(Stored data)
◆ ◆ ◆ ◆ ◆

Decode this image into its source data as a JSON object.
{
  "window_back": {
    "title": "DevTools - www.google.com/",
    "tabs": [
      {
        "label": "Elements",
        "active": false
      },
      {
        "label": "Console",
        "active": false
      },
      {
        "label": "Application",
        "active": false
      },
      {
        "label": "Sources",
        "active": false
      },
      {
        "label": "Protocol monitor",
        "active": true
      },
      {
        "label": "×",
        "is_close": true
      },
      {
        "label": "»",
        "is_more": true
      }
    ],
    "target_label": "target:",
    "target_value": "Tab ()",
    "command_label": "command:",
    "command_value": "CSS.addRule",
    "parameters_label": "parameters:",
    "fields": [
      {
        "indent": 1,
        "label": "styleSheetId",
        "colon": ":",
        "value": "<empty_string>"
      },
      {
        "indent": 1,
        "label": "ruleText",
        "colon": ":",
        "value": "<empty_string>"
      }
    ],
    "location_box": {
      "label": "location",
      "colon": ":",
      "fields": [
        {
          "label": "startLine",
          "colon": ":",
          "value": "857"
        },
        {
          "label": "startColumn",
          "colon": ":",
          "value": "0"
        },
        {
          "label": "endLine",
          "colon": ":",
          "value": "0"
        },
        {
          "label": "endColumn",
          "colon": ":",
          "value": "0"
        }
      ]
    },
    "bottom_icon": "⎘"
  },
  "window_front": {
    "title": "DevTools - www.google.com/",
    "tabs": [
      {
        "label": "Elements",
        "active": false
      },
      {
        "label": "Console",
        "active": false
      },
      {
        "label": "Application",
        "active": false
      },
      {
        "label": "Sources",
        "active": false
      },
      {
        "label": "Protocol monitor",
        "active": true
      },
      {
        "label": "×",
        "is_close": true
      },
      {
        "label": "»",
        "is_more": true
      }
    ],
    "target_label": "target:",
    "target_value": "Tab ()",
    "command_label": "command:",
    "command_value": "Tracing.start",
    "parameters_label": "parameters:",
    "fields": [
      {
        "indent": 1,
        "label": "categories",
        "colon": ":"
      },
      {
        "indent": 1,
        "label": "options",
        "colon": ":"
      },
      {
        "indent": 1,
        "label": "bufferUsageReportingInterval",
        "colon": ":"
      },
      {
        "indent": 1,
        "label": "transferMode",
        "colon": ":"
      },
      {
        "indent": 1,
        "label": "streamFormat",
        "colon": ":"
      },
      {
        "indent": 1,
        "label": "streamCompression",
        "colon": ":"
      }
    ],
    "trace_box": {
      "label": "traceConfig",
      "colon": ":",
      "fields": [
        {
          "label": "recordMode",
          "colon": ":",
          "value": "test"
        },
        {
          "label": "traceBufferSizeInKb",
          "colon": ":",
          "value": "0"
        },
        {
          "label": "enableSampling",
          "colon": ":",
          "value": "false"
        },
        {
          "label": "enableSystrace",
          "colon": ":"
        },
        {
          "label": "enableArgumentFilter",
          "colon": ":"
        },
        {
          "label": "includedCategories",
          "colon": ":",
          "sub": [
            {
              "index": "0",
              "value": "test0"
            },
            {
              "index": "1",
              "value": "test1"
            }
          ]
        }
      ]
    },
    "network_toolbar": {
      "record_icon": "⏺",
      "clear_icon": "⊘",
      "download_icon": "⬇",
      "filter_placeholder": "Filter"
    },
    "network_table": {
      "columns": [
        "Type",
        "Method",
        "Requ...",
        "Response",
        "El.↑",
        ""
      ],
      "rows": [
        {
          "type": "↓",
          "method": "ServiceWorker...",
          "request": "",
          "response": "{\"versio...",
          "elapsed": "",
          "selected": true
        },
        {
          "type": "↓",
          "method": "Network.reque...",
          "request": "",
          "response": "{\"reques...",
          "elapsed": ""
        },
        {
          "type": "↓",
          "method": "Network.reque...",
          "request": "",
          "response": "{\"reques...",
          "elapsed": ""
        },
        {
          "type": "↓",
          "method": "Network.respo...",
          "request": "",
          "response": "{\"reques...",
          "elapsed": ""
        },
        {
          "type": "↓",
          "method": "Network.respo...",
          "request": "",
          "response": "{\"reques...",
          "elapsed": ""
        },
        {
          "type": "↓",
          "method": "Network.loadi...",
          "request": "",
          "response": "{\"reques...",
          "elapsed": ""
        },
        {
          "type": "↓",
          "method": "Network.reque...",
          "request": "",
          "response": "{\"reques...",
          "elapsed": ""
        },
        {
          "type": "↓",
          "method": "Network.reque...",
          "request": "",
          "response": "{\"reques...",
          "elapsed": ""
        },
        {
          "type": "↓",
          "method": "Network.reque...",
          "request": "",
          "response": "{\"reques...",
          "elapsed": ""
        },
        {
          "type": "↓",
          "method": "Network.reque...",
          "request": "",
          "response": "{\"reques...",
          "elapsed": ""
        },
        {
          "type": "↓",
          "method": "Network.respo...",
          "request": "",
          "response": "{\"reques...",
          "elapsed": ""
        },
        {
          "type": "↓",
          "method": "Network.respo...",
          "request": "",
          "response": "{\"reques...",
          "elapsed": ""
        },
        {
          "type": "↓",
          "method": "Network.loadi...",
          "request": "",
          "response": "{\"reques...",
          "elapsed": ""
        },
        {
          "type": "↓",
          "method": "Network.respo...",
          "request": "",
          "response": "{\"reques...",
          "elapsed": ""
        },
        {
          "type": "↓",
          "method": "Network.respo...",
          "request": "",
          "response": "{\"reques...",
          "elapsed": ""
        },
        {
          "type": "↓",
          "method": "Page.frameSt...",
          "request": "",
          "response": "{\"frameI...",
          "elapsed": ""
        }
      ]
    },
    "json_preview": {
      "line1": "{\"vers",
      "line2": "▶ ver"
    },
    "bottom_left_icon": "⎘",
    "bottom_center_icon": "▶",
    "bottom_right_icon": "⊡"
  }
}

◆ ◆ ◆ ◆ ◆

Your goal: Each of the records should be retyped exactly.

Exercise output:
Decode this image into its source data as a JSON object.
{
  "window_back": {
    "title": "DevTools - www.google.com/",
    "tabs": [
      {
        "label": "Elements",
        "active": false
      },
      {
        "label": "Console",
        "active": false
      },
      {
        "label": "Application",
        "active": false
      },
      {
        "label": "Sources",
        "active": false
      },
      {
        "label": "Protocol monitor",
        "active": true
      },
      {
        "label": "×",
        "is_close": true
      },
      {
        "label": "»",
        "is_more": true
      }
    ],
    "target_label": "target:",
    "target_value": "Tab ()",
    "command_label": "command:",
    "command_value": "CSS.addRule",
    "parameters_label": "parameters:",
    "fields": [
      {
        "indent": 1,
        "label": "styleSheetId",
        "colon": ":",
        "value": "<empty_string>"
      },
      {
        "indent": 1,
        "label": "ruleText",
        "colon": ":",
        "value": "<empty_string>"
      }
    ],
    "location_box": {
      "label": "location",
      "colon": ":",
      "fields": [
        {
          "label": "startLine",
          "colon": ":",
          "value": "857"
        },
        {
          "label": "startColumn",
          "colon": ":",
          "value": "0"
        },
        {
          "label": "endLine",
          "colon": ":",
          "value": "0"
        },
        {
          "label": "endColumn",
          "colon": ":",
          "value": "0"
        }
      ]
    },
    "bottom_icon": "⎘"
  },
  "window_front": {
    "title": "DevTools - www.google.com/",
    "tabs": [
      {
        "label": "Elements",
        "active": false
      },
      {
        "label": "Console",
        "active": false
      },
      {
        "label": "Application",
        "active": false
      },
      {
        "label": "Sources",
        "active": false
      },
      {
        "label": "Protocol monitor",
        "active": true
      },
      {
        "label": "×",
        "is_close": true
      },
      {
        "label": "»",
        "is_more": true
      }
    ],
    "target_label": "target:",
    "target_value": "Tab ()",
    "command_label": "command:",
    "command_value": "Tracing.start",
    "parameters_label": "parameters:",
    "fields": [
      {
        "indent": 1,
        "label": "categories",
        "colon": ":"
      },
      {
        "indent": 1,
        "label": "options",
        "colon": ":"
      },
      {
        "indent": 1,
        "label": "bufferUsageReportingInterval",
        "colon": ":"
      },
      {
        "indent": 1,
        "label": "transferMode",
        "colon": ":"
      },
      {
        "indent": 1,
        "label": "streamFormat",
        "colon": ":"
      },
      {
        "indent": 1,
        "label": "streamCompression",
        "colon": ":"
      }
    ],
    "trace_box": {
      "label": "traceConfig",
      "colon": ":",
      "fields": [
        {
          "label": "recordMode",
          "colon": ":",
          "value": "test"
        },
        {
          "label": "traceBufferSizeInKb",
          "colon": ":",
          "value": "0"
        },
        {
          "label": "enableSampling",
          "colon": ":",
          "value": "false"
        },
        {
          "label": "enableSystrace",
          "colon": ":"
        },
        {
          "label": "enableArgumentFilter",
          "colon": ":"
        },
        {
          "label": "includedCategories",
          "colon": ":",
          "sub": [
            {
              "index": "0",
              "value": "test0"
            },
            {
              "index": "1",
              "value": "test1"
            }
          ]
        }
      ]
    },
    "network_toolbar": {
      "record_icon": "⏺",
      "clear_icon": "⊘",
      "download_icon": "⬇",
      "filter_placeholder": "Filter"
    },
    "network_table": {
      "columns": [
        "Type",
        "Method",
        "Requ...",
        "Response",
        "El.↑",
        ""
      ],
      "rows": [
        {
          "type": "↓",
          "method": "ServiceWorker...",
          "request": "",
          "response": "{\"versio...",
          "elapsed": "",
          "selected": true
        },
        {
          "type": "↓",
          "method": "Network.reque...",
          "request": "",
          "response": "{\"reques...",
          "elapsed": ""
        },
        {
          "type": "↓",
          "method": "Network.reque...",
          "request": "",
          "response": "{\"reques...",
          "elapsed": ""
        },
        {
          "type": "↓",
          "method": "Network.respo...",
          "request": "",
          "response": "{\"reques...",
          "elapsed": ""
        },
        {
          "type": "↓",
          "method": "Network.respo...",
          "request": "",
          "response": "{\"reques...",
          "elapsed": ""
        },
        {
          "type": "↓",
          "method": "Network.loadi...",
          "request": "",
          "response": "{\"reques...",
          "elapsed": ""
        },
        {
          "type": "↓",
          "method": "Network.reque...",
          "request": "",
          "response": "{\"reques...",
          "elapsed": ""
        },
        {
          "type": "↓",
          "method": "Network.reque...",
          "request": "",
          "response": "{\"reques...",
          "elapsed": ""
        },
        {
          "type": "↓",
          "method": "Network.reque...",
          "request": "",
          "response": "{\"reques...",
          "elapsed": ""
        },
        {
          "type": "↓",
          "method": "Network.reque...",
          "request": "",
          "response": "{\"reques...",
          "elapsed": ""
        },
        {
          "type": "↓",
          "method": "Network.respo...",
          "request": "",
          "response": "{\"reques...",
          "elapsed": ""
        },
        {
          "type": "↓",
          "method": "Network.respo...",
          "request": "",
          "response": "{\"reques...",
          "elapsed": ""
        },
        {
          "type": "↓",
          "method": "Network.loadi...",
          "request": "",
          "response": "{\"reques...",
          "elapsed": ""
        },
        {
          "type": "↓",
          "method": "Network.respo...",
          "request": "",
          "response": "{\"reques...",
          "elapsed": ""
        },
        {
          "type": "↓",
          "method": "Network.respo...",
          "request": "",
          "response": "{\"reques...",
          "elapsed": ""
        },
        {
          "type": "↓",
          "method": "Page.frameSt...",
          "request": "",
          "response": "{\"frameI...",
          "elapsed": ""
        }
      ]
    },
    "json_preview": {
      "line1": "{\"vers",
      "line2": "▶ ver"
    },
    "bottom_left_icon": "⎘",
    "bottom_center_icon": "▶",
    "bottom_right_icon": "⊡"
  }
}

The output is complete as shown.